GIVEN DATA:

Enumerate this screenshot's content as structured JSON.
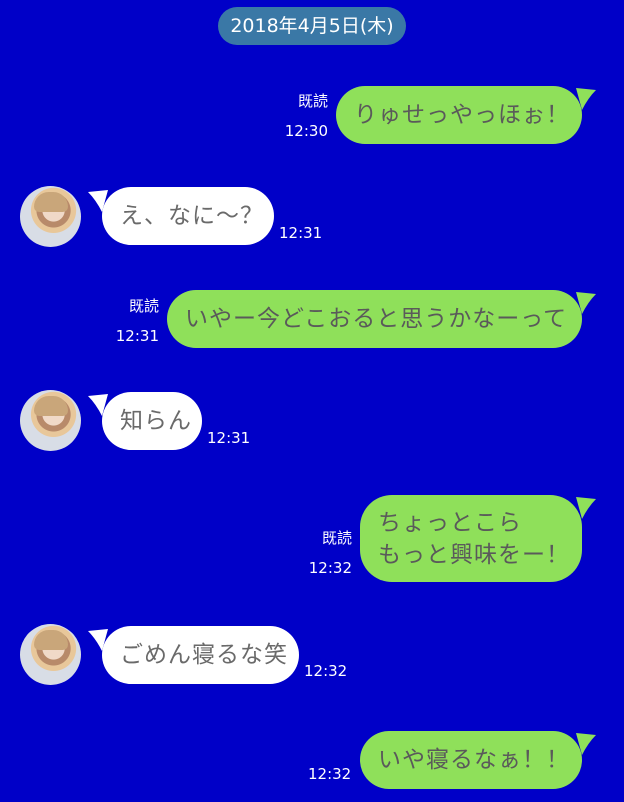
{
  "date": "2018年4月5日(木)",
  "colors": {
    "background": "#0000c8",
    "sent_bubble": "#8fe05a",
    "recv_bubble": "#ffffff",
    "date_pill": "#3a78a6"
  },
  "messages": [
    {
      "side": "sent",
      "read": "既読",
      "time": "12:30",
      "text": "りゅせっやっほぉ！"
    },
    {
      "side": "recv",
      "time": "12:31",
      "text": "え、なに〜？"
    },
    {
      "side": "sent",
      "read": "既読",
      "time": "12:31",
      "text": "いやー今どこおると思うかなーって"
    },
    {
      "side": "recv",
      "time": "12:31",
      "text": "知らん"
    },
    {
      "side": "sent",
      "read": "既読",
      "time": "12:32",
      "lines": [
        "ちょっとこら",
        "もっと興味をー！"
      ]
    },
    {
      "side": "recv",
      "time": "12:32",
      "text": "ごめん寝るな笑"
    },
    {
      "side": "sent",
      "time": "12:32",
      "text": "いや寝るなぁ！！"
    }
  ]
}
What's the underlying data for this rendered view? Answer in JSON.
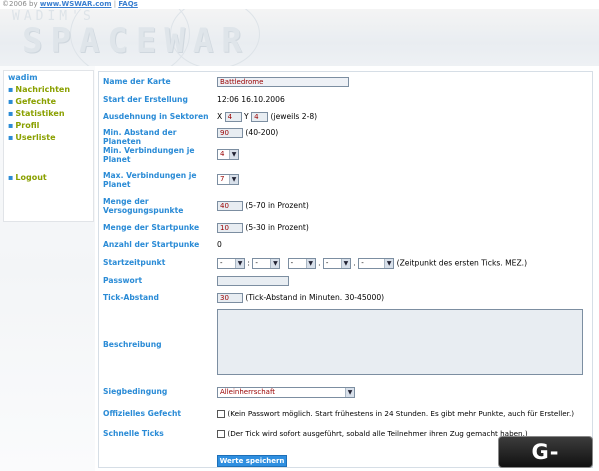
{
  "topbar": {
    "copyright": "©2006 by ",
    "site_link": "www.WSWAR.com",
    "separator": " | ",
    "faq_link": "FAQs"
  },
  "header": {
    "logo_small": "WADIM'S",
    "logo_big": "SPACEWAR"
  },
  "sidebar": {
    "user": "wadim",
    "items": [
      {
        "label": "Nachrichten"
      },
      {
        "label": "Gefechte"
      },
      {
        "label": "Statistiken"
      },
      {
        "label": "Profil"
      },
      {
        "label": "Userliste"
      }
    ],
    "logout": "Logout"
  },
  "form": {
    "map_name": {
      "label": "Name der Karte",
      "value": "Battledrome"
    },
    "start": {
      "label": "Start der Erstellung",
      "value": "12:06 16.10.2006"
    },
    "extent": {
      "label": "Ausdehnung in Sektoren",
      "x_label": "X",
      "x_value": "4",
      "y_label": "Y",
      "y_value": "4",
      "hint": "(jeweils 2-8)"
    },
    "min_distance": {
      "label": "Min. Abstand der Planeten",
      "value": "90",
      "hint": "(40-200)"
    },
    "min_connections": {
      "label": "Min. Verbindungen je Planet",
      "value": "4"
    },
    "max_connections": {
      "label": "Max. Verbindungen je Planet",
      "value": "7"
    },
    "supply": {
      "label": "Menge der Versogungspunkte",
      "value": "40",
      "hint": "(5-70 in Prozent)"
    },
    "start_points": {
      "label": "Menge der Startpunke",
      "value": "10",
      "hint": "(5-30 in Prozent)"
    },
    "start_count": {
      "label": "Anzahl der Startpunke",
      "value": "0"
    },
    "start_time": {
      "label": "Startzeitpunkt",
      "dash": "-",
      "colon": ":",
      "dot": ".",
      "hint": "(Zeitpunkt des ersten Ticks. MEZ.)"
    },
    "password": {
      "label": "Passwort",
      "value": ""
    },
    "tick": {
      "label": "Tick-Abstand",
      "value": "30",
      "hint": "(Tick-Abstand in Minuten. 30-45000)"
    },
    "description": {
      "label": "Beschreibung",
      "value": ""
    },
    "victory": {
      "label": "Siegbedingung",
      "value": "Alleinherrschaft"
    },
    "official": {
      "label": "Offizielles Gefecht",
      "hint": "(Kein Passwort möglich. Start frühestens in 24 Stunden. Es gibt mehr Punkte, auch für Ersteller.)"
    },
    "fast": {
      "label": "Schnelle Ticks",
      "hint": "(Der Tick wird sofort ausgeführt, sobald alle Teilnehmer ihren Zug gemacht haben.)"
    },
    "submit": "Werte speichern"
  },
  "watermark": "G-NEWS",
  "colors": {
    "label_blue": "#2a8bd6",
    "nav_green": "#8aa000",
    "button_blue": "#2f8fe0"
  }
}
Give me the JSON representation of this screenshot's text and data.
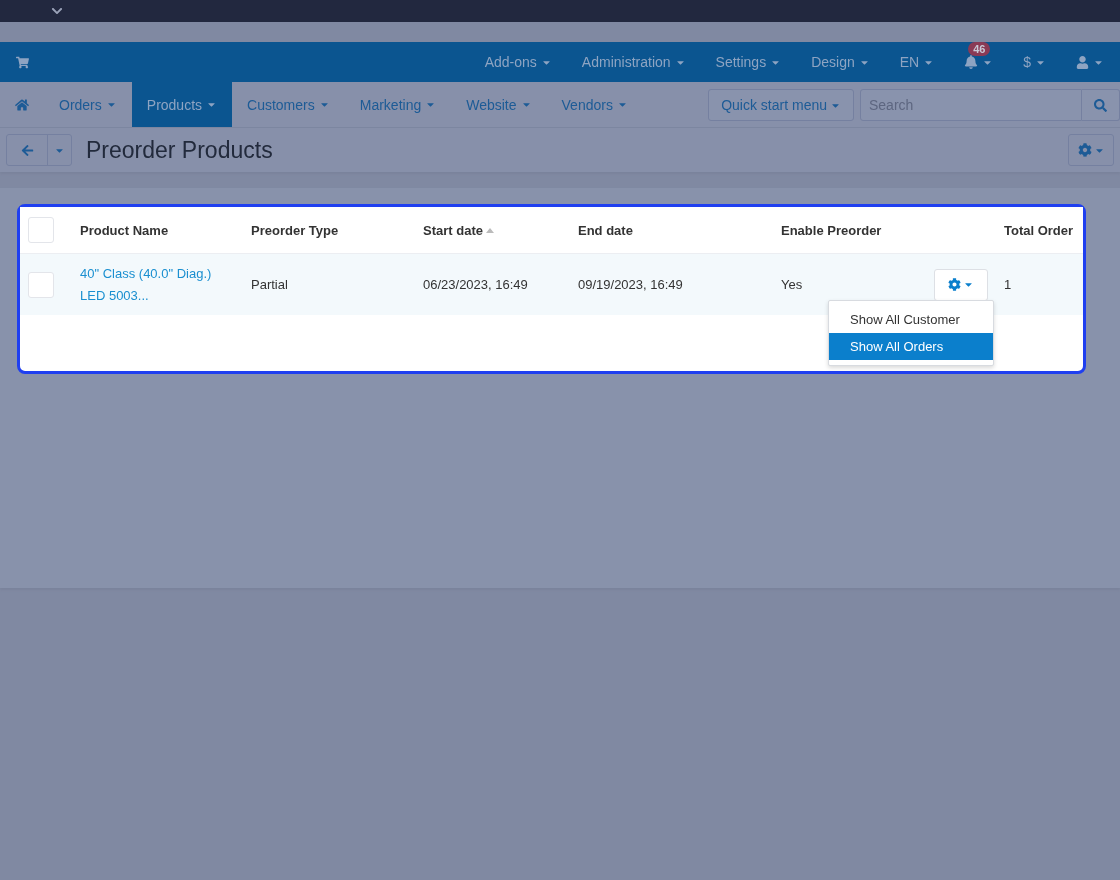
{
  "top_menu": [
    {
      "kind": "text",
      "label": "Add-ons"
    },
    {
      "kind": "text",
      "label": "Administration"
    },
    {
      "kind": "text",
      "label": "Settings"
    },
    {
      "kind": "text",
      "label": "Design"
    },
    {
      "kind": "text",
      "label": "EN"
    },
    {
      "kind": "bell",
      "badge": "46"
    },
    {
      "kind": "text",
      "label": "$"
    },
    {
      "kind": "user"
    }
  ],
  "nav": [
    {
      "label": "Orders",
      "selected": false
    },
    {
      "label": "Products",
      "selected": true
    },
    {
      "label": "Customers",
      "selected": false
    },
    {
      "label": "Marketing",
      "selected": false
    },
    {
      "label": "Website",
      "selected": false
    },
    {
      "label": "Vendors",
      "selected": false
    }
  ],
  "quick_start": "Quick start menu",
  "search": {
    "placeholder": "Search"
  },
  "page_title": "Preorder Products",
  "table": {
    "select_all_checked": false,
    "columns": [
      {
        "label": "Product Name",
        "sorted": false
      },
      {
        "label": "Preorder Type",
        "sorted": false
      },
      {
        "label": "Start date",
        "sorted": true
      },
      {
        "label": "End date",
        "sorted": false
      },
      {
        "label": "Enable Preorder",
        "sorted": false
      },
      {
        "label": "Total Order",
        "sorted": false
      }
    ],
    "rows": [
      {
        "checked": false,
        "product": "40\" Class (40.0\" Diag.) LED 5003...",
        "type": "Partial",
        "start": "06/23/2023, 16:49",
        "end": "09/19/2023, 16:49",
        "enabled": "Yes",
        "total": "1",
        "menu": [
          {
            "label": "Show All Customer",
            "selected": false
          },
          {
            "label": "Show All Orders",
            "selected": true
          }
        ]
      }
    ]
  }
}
...
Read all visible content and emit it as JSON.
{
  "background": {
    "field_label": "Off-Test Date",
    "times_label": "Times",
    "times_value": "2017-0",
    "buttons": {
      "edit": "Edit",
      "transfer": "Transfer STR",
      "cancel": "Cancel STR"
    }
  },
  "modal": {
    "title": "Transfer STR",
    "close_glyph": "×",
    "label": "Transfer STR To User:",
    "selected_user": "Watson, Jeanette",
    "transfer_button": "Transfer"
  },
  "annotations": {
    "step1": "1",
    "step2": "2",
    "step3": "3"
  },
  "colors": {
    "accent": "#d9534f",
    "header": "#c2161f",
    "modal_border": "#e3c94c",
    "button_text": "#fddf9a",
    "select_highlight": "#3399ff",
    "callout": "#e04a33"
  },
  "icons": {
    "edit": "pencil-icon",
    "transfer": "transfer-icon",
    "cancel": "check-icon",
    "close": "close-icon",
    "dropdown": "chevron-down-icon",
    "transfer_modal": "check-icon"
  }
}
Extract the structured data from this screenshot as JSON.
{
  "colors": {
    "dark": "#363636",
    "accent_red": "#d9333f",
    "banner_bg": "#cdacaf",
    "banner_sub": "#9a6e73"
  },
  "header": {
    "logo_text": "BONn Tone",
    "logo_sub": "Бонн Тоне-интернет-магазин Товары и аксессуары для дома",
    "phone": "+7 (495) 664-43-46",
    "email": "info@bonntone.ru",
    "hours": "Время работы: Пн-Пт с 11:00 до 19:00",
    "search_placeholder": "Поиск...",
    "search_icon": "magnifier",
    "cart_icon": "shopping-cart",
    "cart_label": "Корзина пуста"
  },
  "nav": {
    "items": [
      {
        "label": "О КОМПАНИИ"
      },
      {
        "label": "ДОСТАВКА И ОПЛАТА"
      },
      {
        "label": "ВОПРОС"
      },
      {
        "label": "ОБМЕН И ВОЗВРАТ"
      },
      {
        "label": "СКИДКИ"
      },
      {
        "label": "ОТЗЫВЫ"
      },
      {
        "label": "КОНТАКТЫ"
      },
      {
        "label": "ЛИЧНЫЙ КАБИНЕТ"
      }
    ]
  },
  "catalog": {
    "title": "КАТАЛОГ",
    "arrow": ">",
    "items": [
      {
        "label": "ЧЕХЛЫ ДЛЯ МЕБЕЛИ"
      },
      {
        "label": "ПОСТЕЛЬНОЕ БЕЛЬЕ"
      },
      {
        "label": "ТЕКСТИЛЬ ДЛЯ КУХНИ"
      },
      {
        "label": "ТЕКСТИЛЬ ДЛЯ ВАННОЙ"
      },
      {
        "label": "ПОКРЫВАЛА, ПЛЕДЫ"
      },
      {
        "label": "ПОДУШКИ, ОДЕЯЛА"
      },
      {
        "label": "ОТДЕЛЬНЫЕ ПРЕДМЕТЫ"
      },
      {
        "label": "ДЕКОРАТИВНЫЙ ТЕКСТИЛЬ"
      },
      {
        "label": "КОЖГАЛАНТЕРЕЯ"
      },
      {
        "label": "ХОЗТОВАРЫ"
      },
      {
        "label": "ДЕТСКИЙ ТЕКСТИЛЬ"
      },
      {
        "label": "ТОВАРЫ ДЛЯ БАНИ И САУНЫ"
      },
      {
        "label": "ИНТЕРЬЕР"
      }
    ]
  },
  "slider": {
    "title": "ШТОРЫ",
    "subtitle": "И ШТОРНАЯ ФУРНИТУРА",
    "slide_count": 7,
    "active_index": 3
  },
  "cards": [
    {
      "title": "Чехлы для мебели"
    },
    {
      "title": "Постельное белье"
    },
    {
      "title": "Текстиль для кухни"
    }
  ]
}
* * *
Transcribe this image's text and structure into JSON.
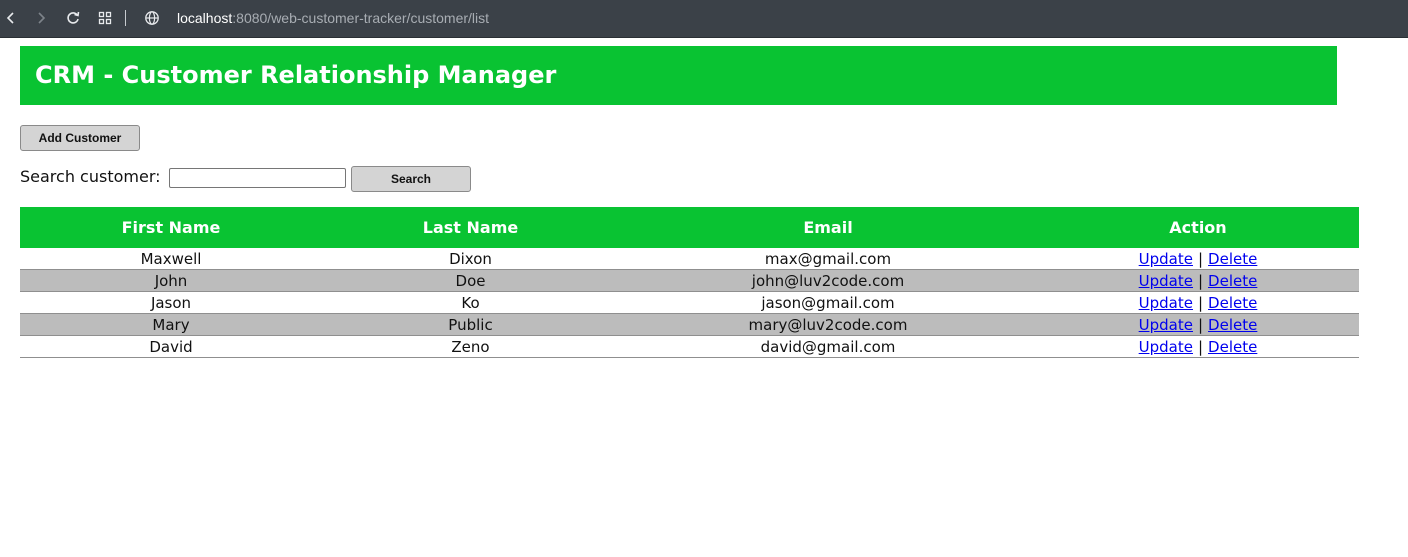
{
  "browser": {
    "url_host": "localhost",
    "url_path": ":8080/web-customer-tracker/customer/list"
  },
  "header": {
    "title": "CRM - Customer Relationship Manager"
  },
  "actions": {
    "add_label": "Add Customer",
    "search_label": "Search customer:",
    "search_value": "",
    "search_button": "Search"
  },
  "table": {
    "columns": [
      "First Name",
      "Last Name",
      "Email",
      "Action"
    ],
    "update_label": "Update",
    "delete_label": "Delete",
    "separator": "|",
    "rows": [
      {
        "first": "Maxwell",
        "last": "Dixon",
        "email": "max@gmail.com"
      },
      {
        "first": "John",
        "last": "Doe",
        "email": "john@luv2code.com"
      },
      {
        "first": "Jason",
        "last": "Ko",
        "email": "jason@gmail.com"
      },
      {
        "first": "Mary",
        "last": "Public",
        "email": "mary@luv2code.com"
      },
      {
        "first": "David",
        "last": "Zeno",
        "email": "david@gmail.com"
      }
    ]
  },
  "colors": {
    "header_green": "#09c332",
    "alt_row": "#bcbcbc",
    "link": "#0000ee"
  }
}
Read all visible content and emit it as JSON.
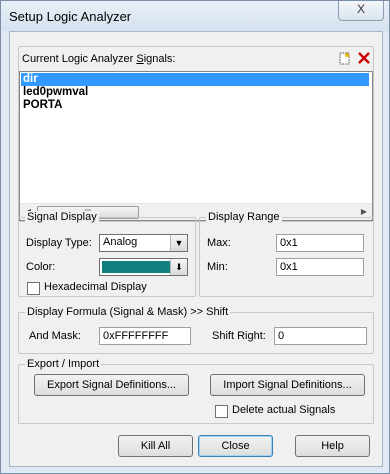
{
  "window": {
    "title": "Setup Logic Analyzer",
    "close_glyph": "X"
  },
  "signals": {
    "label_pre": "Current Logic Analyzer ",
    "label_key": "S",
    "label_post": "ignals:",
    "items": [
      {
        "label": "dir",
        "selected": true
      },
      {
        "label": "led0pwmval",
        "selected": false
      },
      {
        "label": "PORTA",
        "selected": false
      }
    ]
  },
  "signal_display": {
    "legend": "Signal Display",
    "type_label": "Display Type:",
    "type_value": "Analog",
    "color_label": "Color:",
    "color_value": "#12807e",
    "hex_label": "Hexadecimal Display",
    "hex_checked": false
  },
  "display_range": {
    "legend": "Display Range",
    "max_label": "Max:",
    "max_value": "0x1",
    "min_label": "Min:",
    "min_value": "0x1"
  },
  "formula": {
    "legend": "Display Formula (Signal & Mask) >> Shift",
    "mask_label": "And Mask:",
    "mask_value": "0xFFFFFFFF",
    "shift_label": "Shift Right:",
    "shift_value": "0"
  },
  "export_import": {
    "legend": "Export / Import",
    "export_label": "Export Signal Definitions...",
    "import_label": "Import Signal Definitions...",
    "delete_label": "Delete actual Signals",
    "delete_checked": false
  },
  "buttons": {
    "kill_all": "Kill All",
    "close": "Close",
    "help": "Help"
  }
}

WORK REQUIRED:
In the listing, find all lines with the string "legend" and copy them.

ANSWER FOR THIS EXERCISE:
    "legend": "Signal Display",
    "legend": "Display Range",
    "legend": "Display Formula (Signal & Mask) >> Shift",
    "legend": "Export / Import",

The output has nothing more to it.